----- Record excerpts -----

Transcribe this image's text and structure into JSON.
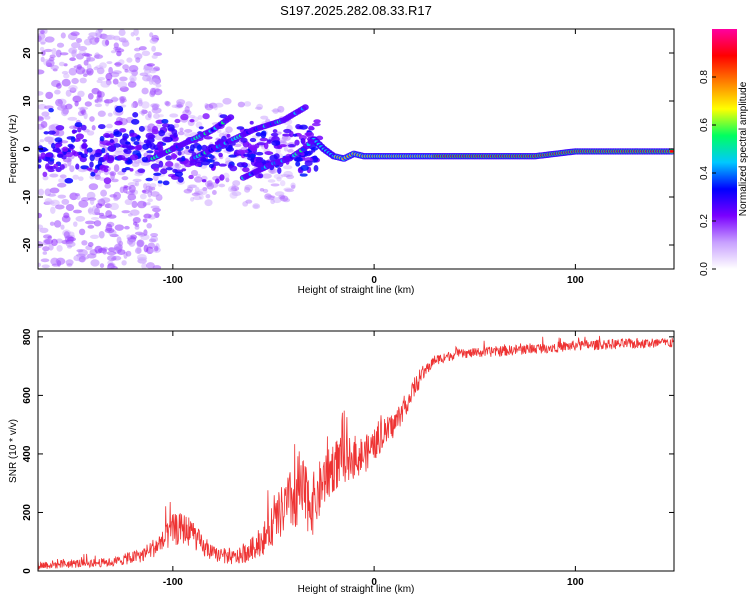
{
  "figure_title": "S197.2025.282.08.33.R17",
  "chart_data": [
    {
      "type": "heatmap",
      "title": "S197.2025.282.08.33.R17",
      "xlabel": "Height of straight line (km)",
      "ylabel": "Frequency (Hz)",
      "xlim": [
        -167,
        149
      ],
      "ylim": [
        -25,
        25
      ],
      "xticks": [
        -100,
        0,
        100
      ],
      "yticks": [
        -20,
        -10,
        0,
        10,
        20
      ],
      "xtick_labels": [
        "-100",
        "0",
        "100"
      ],
      "ytick_labels": [
        "-20",
        "-10",
        "0",
        "10",
        "20"
      ],
      "colorbar": {
        "label": "Normalized spectral amplitude",
        "range": [
          0,
          1
        ],
        "ticks": [
          0,
          0.2,
          0.4,
          0.6,
          0.8
        ],
        "tick_labels": [
          "0.0",
          "0.2",
          "0.4",
          "0.6",
          "0.8"
        ],
        "colors": [
          "#ffffff",
          "#c8a0ff",
          "#7a00ff",
          "#0000ff",
          "#00c8ff",
          "#00ff60",
          "#ffff00",
          "#ff8000",
          "#ff0000",
          "#ff00a0"
        ]
      },
      "ridges": [
        {
          "name": "main-trace",
          "points": [
            [
              -30,
              2
            ],
            [
              -25,
              0
            ],
            [
              -20,
              -1.5
            ],
            [
              -15,
              -2
            ],
            [
              -10,
              -1
            ],
            [
              -5,
              -1.5
            ],
            [
              0,
              -1.5
            ],
            [
              20,
              -1.5
            ],
            [
              40,
              -1.5
            ],
            [
              60,
              -1.5
            ],
            [
              80,
              -1.5
            ],
            [
              100,
              -0.5
            ],
            [
              120,
              -0.5
            ],
            [
              149,
              -0.5
            ]
          ]
        },
        {
          "name": "upper-branch",
          "points": [
            [
              -110,
              -2
            ],
            [
              -100,
              0
            ],
            [
              -90,
              2
            ],
            [
              -80,
              4
            ],
            [
              -70,
              7
            ]
          ]
        },
        {
          "name": "middle-branch",
          "points": [
            [
              -90,
              -2
            ],
            [
              -80,
              0
            ],
            [
              -70,
              2
            ],
            [
              -60,
              4
            ],
            [
              -45,
              6
            ],
            [
              -33,
              9
            ]
          ]
        },
        {
          "name": "lower-branch",
          "points": [
            [
              -65,
              -6
            ],
            [
              -55,
              -4
            ],
            [
              -50,
              -3
            ],
            [
              -42,
              -2
            ],
            [
              -35,
              0
            ],
            [
              -30,
              2
            ]
          ]
        }
      ]
    },
    {
      "type": "line",
      "title": "",
      "xlabel": "Height of straight line (km)",
      "ylabel": "SNR (10 * v/v)",
      "xlim": [
        -167,
        149
      ],
      "ylim": [
        0,
        820
      ],
      "xticks": [
        -100,
        0,
        100
      ],
      "yticks": [
        0,
        200,
        400,
        600,
        800
      ],
      "xtick_labels": [
        "-100",
        "0",
        "100"
      ],
      "ytick_labels": [
        "0",
        "200",
        "400",
        "600",
        "800"
      ],
      "series": [
        {
          "name": "SNR",
          "color": "#ee3333",
          "x": [
            -167,
            -150,
            -130,
            -115,
            -105,
            -100,
            -95,
            -90,
            -85,
            -80,
            -75,
            -70,
            -65,
            -60,
            -55,
            -50,
            -45,
            -40,
            -35,
            -30,
            -25,
            -20,
            -15,
            -10,
            -5,
            0,
            5,
            10,
            15,
            20,
            25,
            30,
            40,
            50,
            60,
            80,
            100,
            120,
            149
          ],
          "y": [
            20,
            25,
            30,
            55,
            100,
            140,
            145,
            130,
            80,
            60,
            50,
            45,
            55,
            80,
            110,
            160,
            210,
            250,
            260,
            230,
            310,
            360,
            380,
            390,
            395,
            430,
            470,
            500,
            560,
            620,
            680,
            720,
            740,
            745,
            750,
            760,
            770,
            775,
            780
          ],
          "noise": [
            15,
            15,
            15,
            25,
            40,
            55,
            55,
            50,
            35,
            25,
            25,
            25,
            30,
            40,
            55,
            70,
            95,
            115,
            120,
            110,
            95,
            90,
            80,
            75,
            65,
            55,
            50,
            45,
            40,
            30,
            22,
            18,
            16,
            16,
            18,
            18,
            18,
            18,
            18
          ]
        }
      ]
    }
  ]
}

-----

### Aim of the task
Repeat the records above exactly, omitting every picture.

### Completed exercise
Transcribe this image's text and structure into JSON.
{
  "figure_title": "S197.2025.282.08.33.R17",
  "chart_data": [
    {
      "type": "heatmap",
      "title": "S197.2025.282.08.33.R17",
      "xlabel": "Height of straight line (km)",
      "ylabel": "Frequency (Hz)",
      "xlim": [
        -167,
        149
      ],
      "ylim": [
        -25,
        25
      ],
      "xticks": [
        -100,
        0,
        100
      ],
      "yticks": [
        -20,
        -10,
        0,
        10,
        20
      ],
      "xtick_labels": [
        "-100",
        "0",
        "100"
      ],
      "ytick_labels": [
        "-20",
        "-10",
        "0",
        "10",
        "20"
      ],
      "colorbar": {
        "label": "Normalized spectral amplitude",
        "range": [
          0,
          1
        ],
        "ticks": [
          0,
          0.2,
          0.4,
          0.6,
          0.8
        ],
        "tick_labels": [
          "0.0",
          "0.2",
          "0.4",
          "0.6",
          "0.8"
        ],
        "colors": [
          "#ffffff",
          "#c8a0ff",
          "#7a00ff",
          "#0000ff",
          "#00c8ff",
          "#00ff60",
          "#ffff00",
          "#ff8000",
          "#ff0000",
          "#ff00a0"
        ]
      },
      "ridges": [
        {
          "name": "main-trace",
          "points": [
            [
              -30,
              2
            ],
            [
              -25,
              0
            ],
            [
              -20,
              -1.5
            ],
            [
              -15,
              -2
            ],
            [
              -10,
              -1
            ],
            [
              -5,
              -1.5
            ],
            [
              0,
              -1.5
            ],
            [
              20,
              -1.5
            ],
            [
              40,
              -1.5
            ],
            [
              60,
              -1.5
            ],
            [
              80,
              -1.5
            ],
            [
              100,
              -0.5
            ],
            [
              120,
              -0.5
            ],
            [
              149,
              -0.5
            ]
          ]
        },
        {
          "name": "upper-branch",
          "points": [
            [
              -110,
              -2
            ],
            [
              -100,
              0
            ],
            [
              -90,
              2
            ],
            [
              -80,
              4
            ],
            [
              -70,
              7
            ]
          ]
        },
        {
          "name": "middle-branch",
          "points": [
            [
              -90,
              -2
            ],
            [
              -80,
              0
            ],
            [
              -70,
              2
            ],
            [
              -60,
              4
            ],
            [
              -45,
              6
            ],
            [
              -33,
              9
            ]
          ]
        },
        {
          "name": "lower-branch",
          "points": [
            [
              -65,
              -6
            ],
            [
              -55,
              -4
            ],
            [
              -50,
              -3
            ],
            [
              -42,
              -2
            ],
            [
              -35,
              0
            ],
            [
              -30,
              2
            ]
          ]
        }
      ]
    },
    {
      "type": "line",
      "title": "",
      "xlabel": "Height of straight line (km)",
      "ylabel": "SNR (10 * v/v)",
      "xlim": [
        -167,
        149
      ],
      "ylim": [
        0,
        820
      ],
      "xticks": [
        -100,
        0,
        100
      ],
      "yticks": [
        0,
        200,
        400,
        600,
        800
      ],
      "xtick_labels": [
        "-100",
        "0",
        "100"
      ],
      "ytick_labels": [
        "0",
        "200",
        "400",
        "600",
        "800"
      ],
      "series": [
        {
          "name": "SNR",
          "color": "#ee3333",
          "x": [
            -167,
            -150,
            -130,
            -115,
            -105,
            -100,
            -95,
            -90,
            -85,
            -80,
            -75,
            -70,
            -65,
            -60,
            -55,
            -50,
            -45,
            -40,
            -35,
            -30,
            -25,
            -20,
            -15,
            -10,
            -5,
            0,
            5,
            10,
            15,
            20,
            25,
            30,
            40,
            50,
            60,
            80,
            100,
            120,
            149
          ],
          "y": [
            20,
            25,
            30,
            55,
            100,
            140,
            145,
            130,
            80,
            60,
            50,
            45,
            55,
            80,
            110,
            160,
            210,
            250,
            260,
            230,
            310,
            360,
            380,
            390,
            395,
            430,
            470,
            500,
            560,
            620,
            680,
            720,
            740,
            745,
            750,
            760,
            770,
            775,
            780
          ],
          "noise": [
            15,
            15,
            15,
            25,
            40,
            55,
            55,
            50,
            35,
            25,
            25,
            25,
            30,
            40,
            55,
            70,
            95,
            115,
            120,
            110,
            95,
            90,
            80,
            75,
            65,
            55,
            50,
            45,
            40,
            30,
            22,
            18,
            16,
            16,
            18,
            18,
            18,
            18,
            18
          ]
        }
      ]
    }
  ]
}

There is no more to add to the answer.